**WHAT YOU SHOULD DO:** With the pictures left out, copy the listing below exactly.

**DATA RECORDS:**
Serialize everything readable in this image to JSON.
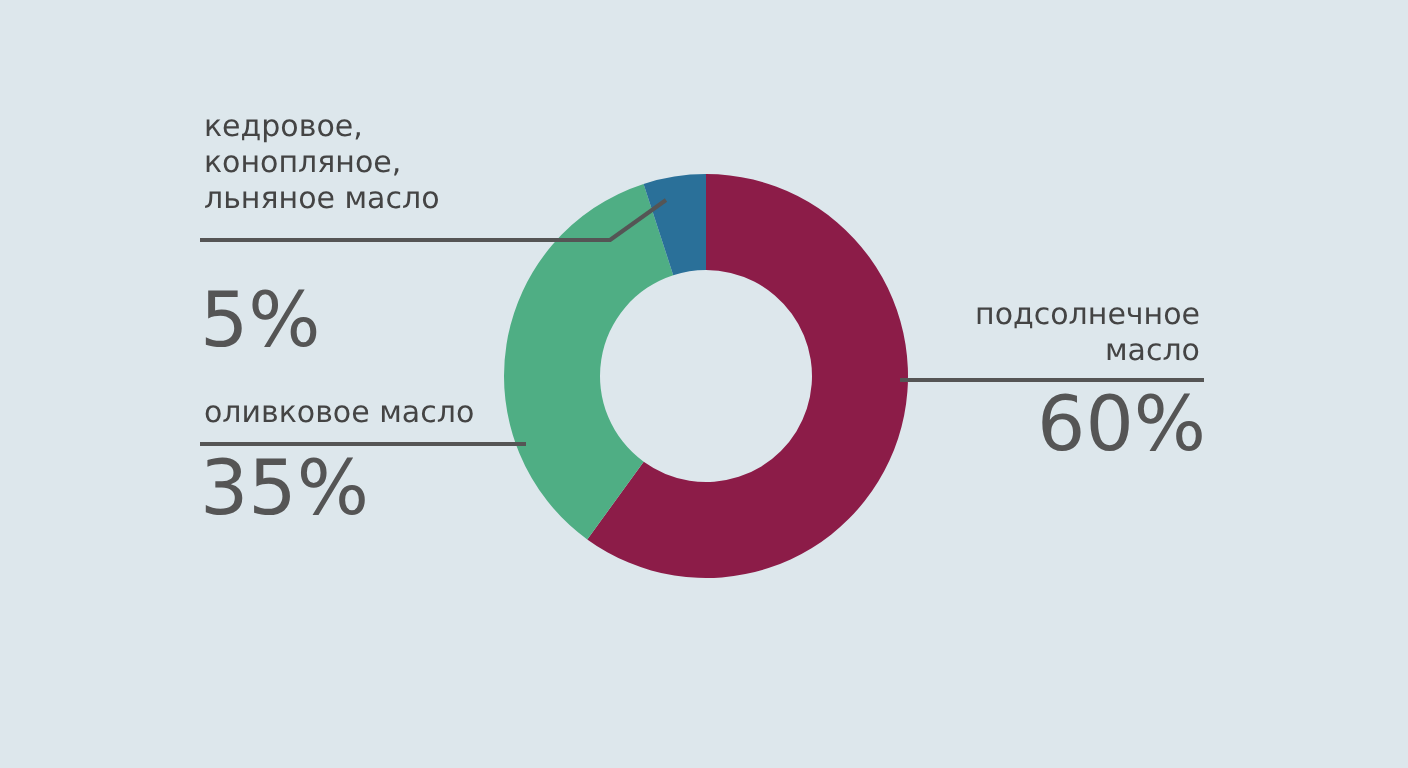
{
  "chart_data": {
    "type": "donut",
    "categories": [
      "подсолнечное\nмасло",
      "оливковое масло",
      "кедровое,\nконопляное,\nльняное масло"
    ],
    "values": [
      60,
      35,
      5
    ],
    "colors": [
      "#8c1c48",
      "#4fae84",
      "#2a7099"
    ],
    "value_labels": [
      "60%",
      "35%",
      "5%"
    ]
  }
}
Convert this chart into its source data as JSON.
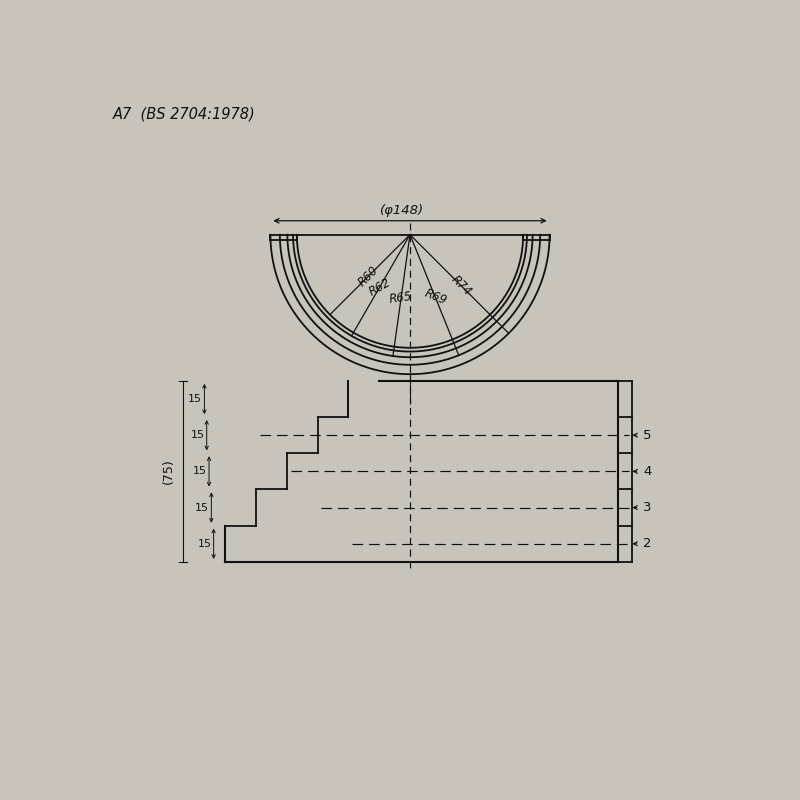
{
  "title": "A7  (BS 2704:1978)",
  "bg_color": "#c8c4bc",
  "line_color": "#111111",
  "radii": [
    60,
    62,
    65,
    69,
    74
  ],
  "radius_labels": [
    "R60",
    "R62",
    "R65",
    "R69",
    "R74"
  ],
  "diameter_label": "(φ148)",
  "total_height_label": "(75)",
  "step_labels": [
    "5",
    "4",
    "3",
    "2"
  ],
  "step_dim": "15"
}
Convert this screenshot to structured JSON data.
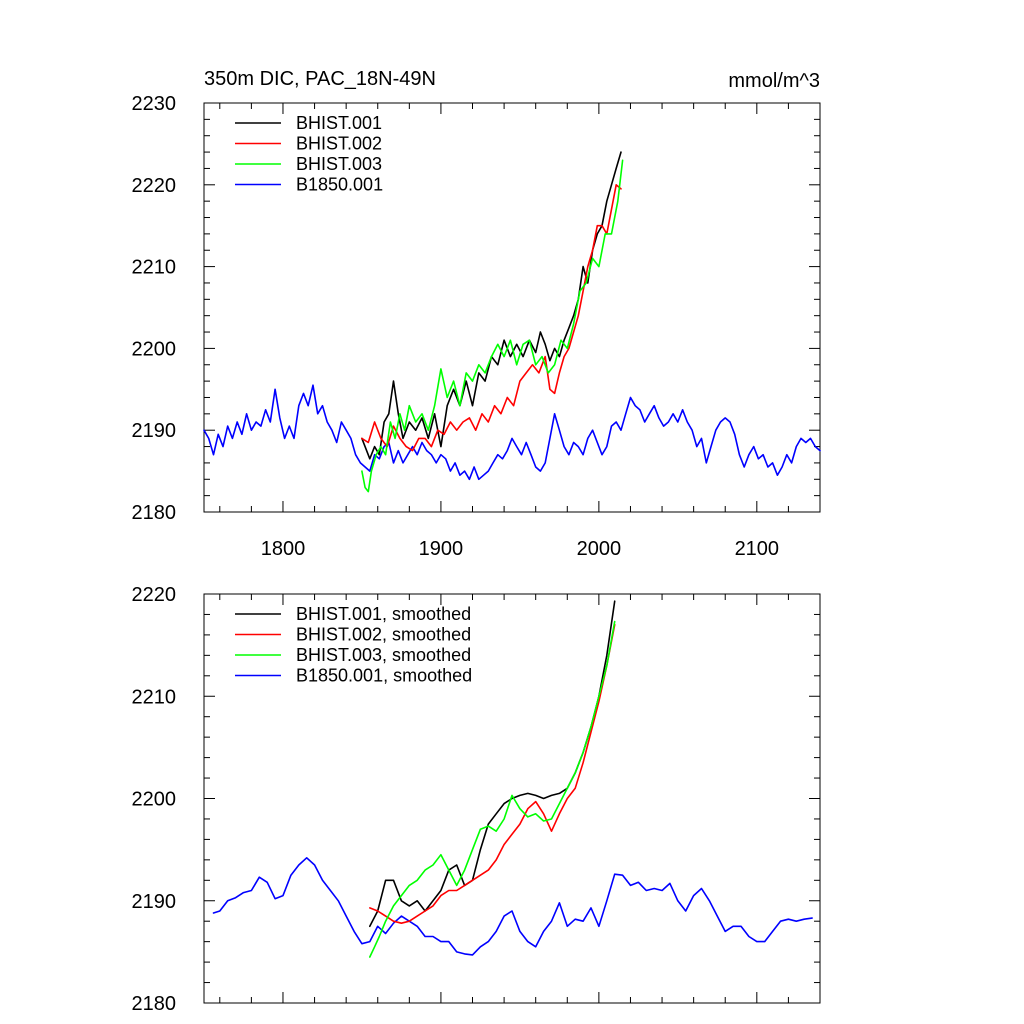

**RESULT OF THIS EXERCISE:**
Serialize everything readable in this image to JSON.
{
  "chart_data": {
    "type": "donut",
    "categories": [
      "подсолнечное\nмасло",
      "оливковое масло",
      "кедровое,\nконопляное,\nльняное масло"
    ],
    "values": [
      60,
      35,
      5
    ],
    "colors": [
      "#8c1c48",
      "#4fae84",
      "#2a7099"
    ],
    "value_labels": [
      "60%",
      "35%",
      "5%"
    ]
  }
}
Convert this chart into its source data as JSON.
{
  "title": "A7  (BS 2704:1978)",
  "bg_color": "#c8c4bc",
  "line_color": "#111111",
  "radii": [
    60,
    62,
    65,
    69,
    74
  ],
  "radius_labels": [
    "R60",
    "R62",
    "R65",
    "R69",
    "R74"
  ],
  "diameter_label": "(φ148)",
  "total_height_label": "(75)",
  "step_labels": [
    "5",
    "4",
    "3",
    "2"
  ],
  "step_dim": "15"
}
Convert this screenshot to structured JSON data.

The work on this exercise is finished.